● PROBLEM STATEMENT
Provide the data again in its entirety, exactly as given.

● PROVIDED DATA
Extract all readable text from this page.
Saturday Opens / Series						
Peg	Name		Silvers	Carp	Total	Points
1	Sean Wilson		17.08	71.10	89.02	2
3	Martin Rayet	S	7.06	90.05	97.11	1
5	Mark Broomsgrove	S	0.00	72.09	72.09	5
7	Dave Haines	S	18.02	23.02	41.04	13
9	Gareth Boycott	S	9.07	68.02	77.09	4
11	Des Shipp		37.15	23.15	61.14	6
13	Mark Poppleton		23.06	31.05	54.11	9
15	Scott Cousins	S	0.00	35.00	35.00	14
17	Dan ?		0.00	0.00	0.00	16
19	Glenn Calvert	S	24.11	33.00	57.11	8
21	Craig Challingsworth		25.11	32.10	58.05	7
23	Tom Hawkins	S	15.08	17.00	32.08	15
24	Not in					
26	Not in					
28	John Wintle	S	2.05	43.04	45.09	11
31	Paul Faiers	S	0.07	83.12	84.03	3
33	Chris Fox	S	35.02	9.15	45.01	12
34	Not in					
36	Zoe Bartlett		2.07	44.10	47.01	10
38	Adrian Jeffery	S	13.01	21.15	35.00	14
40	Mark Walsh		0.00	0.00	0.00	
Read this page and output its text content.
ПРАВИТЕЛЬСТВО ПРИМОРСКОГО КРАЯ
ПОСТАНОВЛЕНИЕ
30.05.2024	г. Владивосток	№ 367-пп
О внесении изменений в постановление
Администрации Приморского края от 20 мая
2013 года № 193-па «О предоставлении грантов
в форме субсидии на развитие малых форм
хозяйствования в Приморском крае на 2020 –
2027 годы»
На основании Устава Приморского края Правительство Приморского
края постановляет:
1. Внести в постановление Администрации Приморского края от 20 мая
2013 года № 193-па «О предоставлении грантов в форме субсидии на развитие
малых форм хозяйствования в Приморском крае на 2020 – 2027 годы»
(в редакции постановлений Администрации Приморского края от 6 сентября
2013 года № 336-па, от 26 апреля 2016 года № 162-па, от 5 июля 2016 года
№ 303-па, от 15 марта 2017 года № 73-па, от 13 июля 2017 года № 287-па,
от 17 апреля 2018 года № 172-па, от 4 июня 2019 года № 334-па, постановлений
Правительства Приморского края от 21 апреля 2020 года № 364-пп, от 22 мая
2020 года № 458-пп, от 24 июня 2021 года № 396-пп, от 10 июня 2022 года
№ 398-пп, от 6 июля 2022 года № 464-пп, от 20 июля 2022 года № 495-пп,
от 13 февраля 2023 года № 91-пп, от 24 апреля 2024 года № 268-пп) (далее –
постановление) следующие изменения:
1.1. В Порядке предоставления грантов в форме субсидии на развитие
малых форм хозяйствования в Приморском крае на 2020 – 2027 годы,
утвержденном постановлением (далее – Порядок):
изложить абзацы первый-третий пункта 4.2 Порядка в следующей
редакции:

● ANSWER TO THE TASK
Extract all readable text from this page.
Saturday Opens / Series						
Peg	Name		Silvers	Carp	Total	Points
1	Sean Wilson		17.08	71.10	89.02	2
3	Martin Rayet	S	7.06	90.05	97.11	1
5	Mark Broomsgrove	S	0.00	72.09	72.09	5
7	Dave Haines	S	18.02	23.02	41.04	13
9	Gareth Boycott	S	9.07	68.02	77.09	4
11	Des Shipp		37.15	23.15	61.14	6
13	Mark Poppleton		23.06	31.05	54.11	9
15	Scott Cousins	S	0.00	35.00	35.00	14
17	Dan ?		0.00	0.00	0.00	16
19	Glenn Calvert	S	24.11	33.00	57.11	8
21	Craig Challingsworth		25.11	32.10	58.05	7
23	Tom Hawkins	S	15.08	17.00	32.08	15
24	Not in					
26	Not in					
28	John Wintle	S	2.05	43.04	45.09	11
31	Paul Faiers	S	0.07	83.12	84.03	3
33	Chris Fox	S	35.02	9.15	45.01	12
34	Not in					
36	Zoe Bartlett		2.07	44.10	47.01	10
38	Adrian Jeffery	S	13.01	21.15	35.00	14
40	Mark Walsh		0.00	0.00	0.00	
Read this page and output its text content.
ПРАВИТЕЛЬСТВО ПРИМОРСКОГО КРАЯ
ПОСТАНОВЛЕНИЕ
30.05.2024	г. Владивосток	№ 367-пп
О внесении изменений в постановление
Администрации Приморского края от 20 мая
2013 года № 193-па «О предоставлении грантов
в форме субсидии на развитие малых форм
хозяйствования в Приморском крае на 2020 –
2027 годы»
На основании Устава Приморского края Правительство Приморского
края постановляет:
1. Внести в постановление Администрации Приморского края от 20 мая
2013 года № 193-па «О предоставлении грантов в форме субсидии на развитие
малых форм хозяйствования в Приморском крае на 2020 – 2027 годы»
(в редакции постановлений Администрации Приморского края от 6 сентября
2013 года № 336-па, от 26 апреля 2016 года № 162-па, от 5 июля 2016 года
№ 303-па, от 15 марта 2017 года № 73-па, от 13 июля 2017 года № 287-па,
от 17 апреля 2018 года № 172-па, от 4 июня 2019 года № 334-па, постановлений
Правительства Приморского края от 21 апреля 2020 года № 364-пп, от 22 мая
2020 года № 458-пп, от 24 июня 2021 года № 396-пп, от 10 июня 2022 года
№ 398-пп, от 6 июля 2022 года № 464-пп, от 20 июля 2022 года № 495-пп,
от 13 февраля 2023 года № 91-пп, от 24 апреля 2024 года № 268-пп) (далее –
постановление) следующие изменения:
1.1. В Порядке предоставления грантов в форме субсидии на развитие
малых форм хозяйствования в Приморском крае на 2020 – 2027 годы,
утвержденном постановлением (далее – Порядок):
изложить абзацы первый-третий пункта 4.2 Порядка в следующей
редакции:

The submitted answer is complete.